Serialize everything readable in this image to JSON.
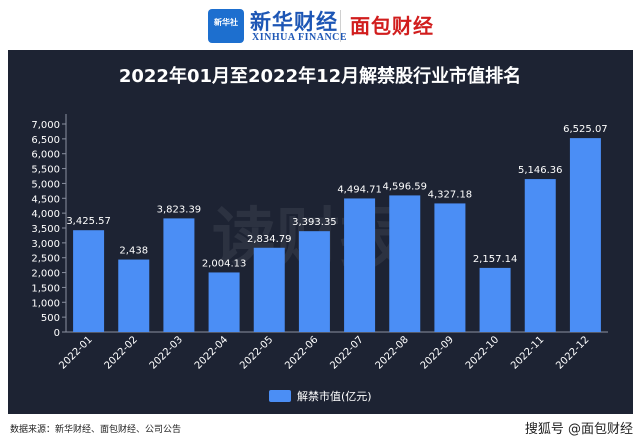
{
  "header": {
    "logo_xinhua_box": "新华社",
    "logo_xinhua_cn": "新华财经",
    "logo_xinhua_en": "XINHUA FINANCE",
    "logo_mianbao": "面包财经"
  },
  "chart_data": {
    "type": "bar",
    "title": "2022年01月至2022年12月解禁股行业市值排名",
    "categories": [
      "2022-01",
      "2022-02",
      "2022-03",
      "2022-04",
      "2022-05",
      "2022-06",
      "2022-07",
      "2022-08",
      "2022-09",
      "2022-10",
      "2022-11",
      "2022-12"
    ],
    "series": [
      {
        "name": "解禁市值(亿元)",
        "values": [
          3425.57,
          2438,
          3823.39,
          2004.13,
          2834.79,
          3393.35,
          4494.71,
          4596.59,
          4327.18,
          2157.14,
          5146.36,
          6525.07
        ],
        "labels": [
          "3,425.57",
          "2,438",
          "3,823.39",
          "2,004.13",
          "2,834.79",
          "3,393.35",
          "4,494.71",
          "4,596.59",
          "4,327.18",
          "2,157.14",
          "5,146.36",
          "6,525.07"
        ]
      }
    ],
    "ylim": [
      0,
      7000
    ],
    "yticks": [
      "0",
      "500",
      "1,000",
      "1,500",
      "2,000",
      "2,500",
      "3,000",
      "3,500",
      "4,000",
      "4,500",
      "5,000",
      "5,500",
      "6,000",
      "6,500",
      "7,000"
    ],
    "xlabel": "",
    "ylabel": "",
    "legend": "bottom-center",
    "grid": false,
    "colors": {
      "bar": "#4b8ef5",
      "background": "#1d2333",
      "text": "#ffffff"
    }
  },
  "watermark_center": "读财报",
  "source": "数据来源：新华财经、面包财经、公司公告",
  "watermark": "搜狐号 @面包财经"
}
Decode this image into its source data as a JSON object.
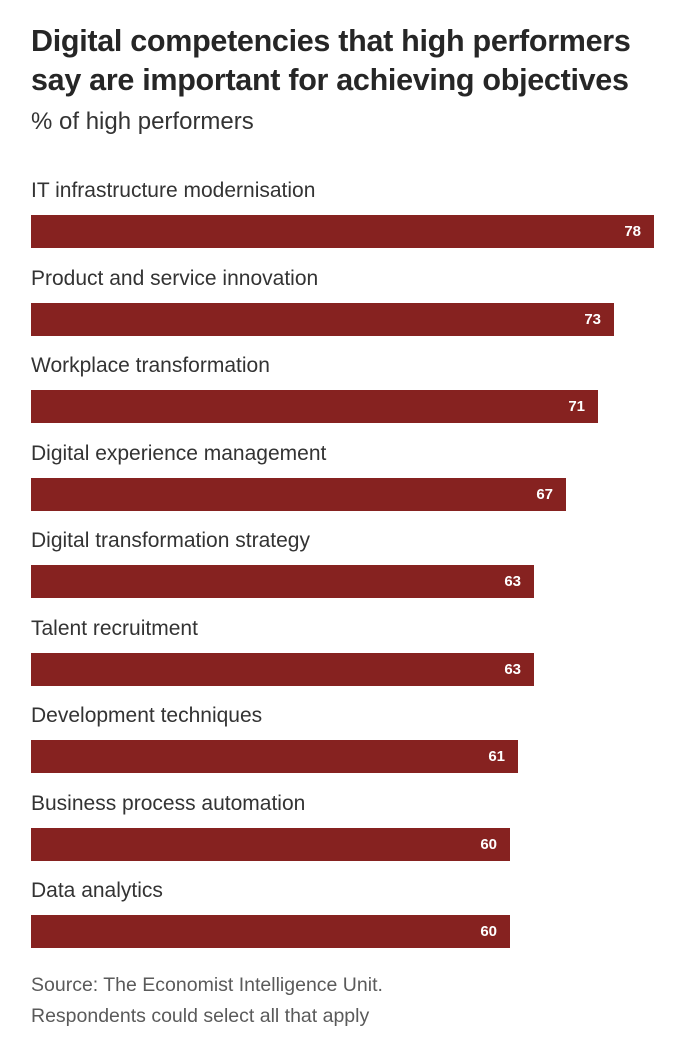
{
  "chart_data": {
    "type": "bar",
    "orientation": "horizontal",
    "title": "Digital competencies that high performers say are important for achieving objectives",
    "subtitle": "% of high performers",
    "categories": [
      "IT infrastructure modernisation",
      "Product and service innovation",
      "Workplace transformation",
      "Digital experience management",
      "Digital transformation strategy",
      "Talent recruitment",
      "Development techniques",
      "Business process automation",
      "Data analytics"
    ],
    "values": [
      78,
      73,
      71,
      67,
      63,
      63,
      61,
      60,
      60
    ],
    "xlim": [
      0,
      78
    ],
    "xlabel": "",
    "ylabel": "",
    "grid": false,
    "bar_color": "#862220",
    "value_label_color": "#ffffff"
  },
  "source": {
    "line1": "Source: The Economist Intelligence Unit.",
    "line2": "Respondents could select all that apply"
  }
}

----

> Exercise aim: Write out again every line above exactly as given; the pictures do not belong in the copy.

> Solution for this exercise:
Serialize everything readable in this image to JSON.
{
  "header": {
    "logo_xinhua_box": "新华社",
    "logo_xinhua_cn": "新华财经",
    "logo_xinhua_en": "XINHUA FINANCE",
    "logo_mianbao": "面包财经"
  },
  "chart_data": {
    "type": "bar",
    "title": "2022年01月至2022年12月解禁股行业市值排名",
    "categories": [
      "2022-01",
      "2022-02",
      "2022-03",
      "2022-04",
      "2022-05",
      "2022-06",
      "2022-07",
      "2022-08",
      "2022-09",
      "2022-10",
      "2022-11",
      "2022-12"
    ],
    "series": [
      {
        "name": "解禁市值(亿元)",
        "values": [
          3425.57,
          2438,
          3823.39,
          2004.13,
          2834.79,
          3393.35,
          4494.71,
          4596.59,
          4327.18,
          2157.14,
          5146.36,
          6525.07
        ],
        "labels": [
          "3,425.57",
          "2,438",
          "3,823.39",
          "2,004.13",
          "2,834.79",
          "3,393.35",
          "4,494.71",
          "4,596.59",
          "4,327.18",
          "2,157.14",
          "5,146.36",
          "6,525.07"
        ]
      }
    ],
    "ylim": [
      0,
      7000
    ],
    "yticks": [
      "0",
      "500",
      "1,000",
      "1,500",
      "2,000",
      "2,500",
      "3,000",
      "3,500",
      "4,000",
      "4,500",
      "5,000",
      "5,500",
      "6,000",
      "6,500",
      "7,000"
    ],
    "xlabel": "",
    "ylabel": "",
    "legend": "bottom-center",
    "grid": false,
    "colors": {
      "bar": "#4b8ef5",
      "background": "#1d2333",
      "text": "#ffffff"
    }
  },
  "watermark_center": "读财报",
  "source": "数据来源：新华财经、面包财经、公司公告",
  "watermark": "搜狐号 @面包财经"
}
Decode this image into its source data as a JSON object.
{
  "chart_data": {
    "type": "bar",
    "orientation": "horizontal",
    "title": "Digital competencies that high performers say are important for achieving objectives",
    "subtitle": "% of high performers",
    "categories": [
      "IT infrastructure modernisation",
      "Product and service innovation",
      "Workplace transformation",
      "Digital experience management",
      "Digital transformation strategy",
      "Talent recruitment",
      "Development techniques",
      "Business process automation",
      "Data analytics"
    ],
    "values": [
      78,
      73,
      71,
      67,
      63,
      63,
      61,
      60,
      60
    ],
    "xlim": [
      0,
      78
    ],
    "xlabel": "",
    "ylabel": "",
    "grid": false,
    "bar_color": "#862220",
    "value_label_color": "#ffffff"
  },
  "source": {
    "line1": "Source: The Economist Intelligence Unit.",
    "line2": "Respondents could select all that apply"
  }
}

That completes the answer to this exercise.